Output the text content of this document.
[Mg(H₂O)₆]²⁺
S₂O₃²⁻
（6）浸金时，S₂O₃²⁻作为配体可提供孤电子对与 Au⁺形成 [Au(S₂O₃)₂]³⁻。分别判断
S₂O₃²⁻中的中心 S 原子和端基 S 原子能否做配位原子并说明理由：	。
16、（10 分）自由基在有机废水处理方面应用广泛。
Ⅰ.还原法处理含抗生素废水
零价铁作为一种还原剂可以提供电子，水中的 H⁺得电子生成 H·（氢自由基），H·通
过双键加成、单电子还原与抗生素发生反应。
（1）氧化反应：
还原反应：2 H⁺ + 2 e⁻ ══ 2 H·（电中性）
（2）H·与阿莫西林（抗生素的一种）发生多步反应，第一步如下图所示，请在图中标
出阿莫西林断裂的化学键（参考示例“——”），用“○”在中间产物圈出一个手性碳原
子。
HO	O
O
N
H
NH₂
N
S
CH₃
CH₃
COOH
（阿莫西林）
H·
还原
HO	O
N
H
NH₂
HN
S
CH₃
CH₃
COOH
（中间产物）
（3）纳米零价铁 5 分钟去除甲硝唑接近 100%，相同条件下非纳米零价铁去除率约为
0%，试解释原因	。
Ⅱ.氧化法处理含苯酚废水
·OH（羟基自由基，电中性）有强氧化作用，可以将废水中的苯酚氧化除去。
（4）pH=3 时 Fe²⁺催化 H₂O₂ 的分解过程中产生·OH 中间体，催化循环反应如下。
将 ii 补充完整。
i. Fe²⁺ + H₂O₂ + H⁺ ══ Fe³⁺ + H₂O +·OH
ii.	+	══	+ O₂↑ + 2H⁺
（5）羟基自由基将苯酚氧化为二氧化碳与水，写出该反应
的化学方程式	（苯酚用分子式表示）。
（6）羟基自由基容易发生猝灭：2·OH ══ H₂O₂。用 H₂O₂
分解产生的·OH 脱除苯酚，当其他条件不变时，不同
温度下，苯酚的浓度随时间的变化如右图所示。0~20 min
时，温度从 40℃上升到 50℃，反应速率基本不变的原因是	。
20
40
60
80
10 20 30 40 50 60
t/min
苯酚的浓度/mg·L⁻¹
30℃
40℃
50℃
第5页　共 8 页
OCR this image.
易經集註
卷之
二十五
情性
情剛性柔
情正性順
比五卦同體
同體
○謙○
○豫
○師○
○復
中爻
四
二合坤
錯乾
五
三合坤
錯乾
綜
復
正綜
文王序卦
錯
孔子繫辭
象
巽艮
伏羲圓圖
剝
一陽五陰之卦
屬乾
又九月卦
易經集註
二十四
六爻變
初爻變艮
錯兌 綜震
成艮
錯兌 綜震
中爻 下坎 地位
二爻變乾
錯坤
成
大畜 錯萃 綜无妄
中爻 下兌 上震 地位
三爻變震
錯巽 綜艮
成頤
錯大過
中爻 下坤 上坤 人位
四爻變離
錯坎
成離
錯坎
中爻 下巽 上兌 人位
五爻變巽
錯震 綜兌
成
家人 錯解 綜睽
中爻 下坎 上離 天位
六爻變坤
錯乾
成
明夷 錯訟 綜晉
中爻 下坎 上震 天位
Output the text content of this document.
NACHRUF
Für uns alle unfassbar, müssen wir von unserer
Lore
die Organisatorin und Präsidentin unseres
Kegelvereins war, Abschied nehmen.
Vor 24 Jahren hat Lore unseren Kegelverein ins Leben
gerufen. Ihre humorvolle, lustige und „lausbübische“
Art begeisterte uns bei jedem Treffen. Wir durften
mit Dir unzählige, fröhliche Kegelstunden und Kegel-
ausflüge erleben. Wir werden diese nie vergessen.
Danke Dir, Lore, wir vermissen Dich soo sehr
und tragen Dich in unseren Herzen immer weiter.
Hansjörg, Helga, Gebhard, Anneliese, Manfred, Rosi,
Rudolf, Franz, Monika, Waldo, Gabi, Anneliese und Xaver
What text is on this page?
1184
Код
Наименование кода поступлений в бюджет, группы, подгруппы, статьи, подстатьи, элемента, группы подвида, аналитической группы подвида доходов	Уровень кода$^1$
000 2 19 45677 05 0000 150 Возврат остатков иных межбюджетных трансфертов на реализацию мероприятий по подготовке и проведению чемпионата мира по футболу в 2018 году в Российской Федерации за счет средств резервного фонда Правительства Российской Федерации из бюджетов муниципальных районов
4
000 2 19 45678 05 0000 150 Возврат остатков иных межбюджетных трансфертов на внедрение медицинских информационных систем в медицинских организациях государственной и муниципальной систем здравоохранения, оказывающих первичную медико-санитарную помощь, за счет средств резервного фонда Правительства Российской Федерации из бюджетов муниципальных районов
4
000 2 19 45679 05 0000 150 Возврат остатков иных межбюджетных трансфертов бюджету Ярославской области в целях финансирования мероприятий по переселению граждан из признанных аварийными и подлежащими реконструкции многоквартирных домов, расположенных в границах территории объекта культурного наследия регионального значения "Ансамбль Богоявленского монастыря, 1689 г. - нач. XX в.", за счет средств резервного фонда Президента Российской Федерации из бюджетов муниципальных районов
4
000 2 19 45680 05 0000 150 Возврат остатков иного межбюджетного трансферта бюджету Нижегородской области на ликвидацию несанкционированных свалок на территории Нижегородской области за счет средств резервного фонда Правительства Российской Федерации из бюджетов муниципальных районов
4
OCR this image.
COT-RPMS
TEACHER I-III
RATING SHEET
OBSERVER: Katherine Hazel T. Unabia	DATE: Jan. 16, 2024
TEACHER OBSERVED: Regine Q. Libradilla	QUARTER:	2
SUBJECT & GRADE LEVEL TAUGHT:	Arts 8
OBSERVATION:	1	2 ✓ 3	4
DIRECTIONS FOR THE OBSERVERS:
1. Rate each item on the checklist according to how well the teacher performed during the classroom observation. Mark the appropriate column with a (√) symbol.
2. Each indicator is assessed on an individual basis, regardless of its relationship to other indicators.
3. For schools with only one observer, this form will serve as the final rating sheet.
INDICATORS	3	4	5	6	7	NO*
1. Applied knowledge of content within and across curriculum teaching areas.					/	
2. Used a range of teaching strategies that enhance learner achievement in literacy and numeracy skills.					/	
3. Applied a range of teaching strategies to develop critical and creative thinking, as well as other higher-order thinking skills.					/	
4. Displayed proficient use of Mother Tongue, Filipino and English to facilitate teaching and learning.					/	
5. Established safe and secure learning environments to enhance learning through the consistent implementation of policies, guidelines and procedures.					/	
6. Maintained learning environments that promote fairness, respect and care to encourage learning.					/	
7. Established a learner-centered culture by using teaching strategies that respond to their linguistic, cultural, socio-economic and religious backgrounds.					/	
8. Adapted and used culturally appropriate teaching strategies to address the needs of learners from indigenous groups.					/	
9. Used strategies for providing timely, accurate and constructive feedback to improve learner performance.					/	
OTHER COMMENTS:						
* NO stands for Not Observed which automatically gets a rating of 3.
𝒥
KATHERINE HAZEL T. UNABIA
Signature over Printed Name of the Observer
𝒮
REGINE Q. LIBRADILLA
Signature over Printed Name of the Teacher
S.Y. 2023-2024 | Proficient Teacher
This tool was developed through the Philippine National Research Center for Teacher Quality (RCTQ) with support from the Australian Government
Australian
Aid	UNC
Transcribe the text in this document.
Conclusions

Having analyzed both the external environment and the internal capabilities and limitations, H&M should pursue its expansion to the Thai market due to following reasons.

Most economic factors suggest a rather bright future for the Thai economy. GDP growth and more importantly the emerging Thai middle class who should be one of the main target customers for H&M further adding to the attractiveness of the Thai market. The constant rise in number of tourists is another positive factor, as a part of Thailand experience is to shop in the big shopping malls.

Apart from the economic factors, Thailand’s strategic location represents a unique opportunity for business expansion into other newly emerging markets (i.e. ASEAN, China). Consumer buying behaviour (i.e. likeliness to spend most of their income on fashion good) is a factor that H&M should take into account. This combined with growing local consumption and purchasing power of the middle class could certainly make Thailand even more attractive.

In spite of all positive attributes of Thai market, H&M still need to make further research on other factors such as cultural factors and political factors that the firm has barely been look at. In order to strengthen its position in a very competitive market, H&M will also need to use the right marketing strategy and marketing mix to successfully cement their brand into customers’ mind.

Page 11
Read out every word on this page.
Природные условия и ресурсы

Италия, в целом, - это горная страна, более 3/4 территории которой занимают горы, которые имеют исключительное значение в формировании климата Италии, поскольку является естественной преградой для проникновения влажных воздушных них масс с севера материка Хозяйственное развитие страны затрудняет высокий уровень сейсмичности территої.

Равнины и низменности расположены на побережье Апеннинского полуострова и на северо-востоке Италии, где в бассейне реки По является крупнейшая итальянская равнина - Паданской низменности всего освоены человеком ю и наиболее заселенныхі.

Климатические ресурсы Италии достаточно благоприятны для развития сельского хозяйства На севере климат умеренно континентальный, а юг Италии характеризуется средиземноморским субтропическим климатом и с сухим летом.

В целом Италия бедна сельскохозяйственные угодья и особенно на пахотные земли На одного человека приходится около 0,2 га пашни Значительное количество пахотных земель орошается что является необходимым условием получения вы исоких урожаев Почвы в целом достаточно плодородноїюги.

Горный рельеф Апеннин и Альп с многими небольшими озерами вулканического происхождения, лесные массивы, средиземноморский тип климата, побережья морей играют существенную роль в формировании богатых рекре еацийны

Requirement → Reproduce each line of the entries in which the word "order" is found.

Output below →
3. Applied a range of teaching strategies to develop critical and creative thinking, as well as other higher-order thinking skills.					/	
In spite of all positive attributes of Thai market, H&M still need to make further research on other factors such as cultural factors and political factors that the firm has barely been look at. In order to strengthen its position in a very competitive market, H&M will also need to use the right marketing strategy and marketing mix to successfully cement their brand into customers’ mind.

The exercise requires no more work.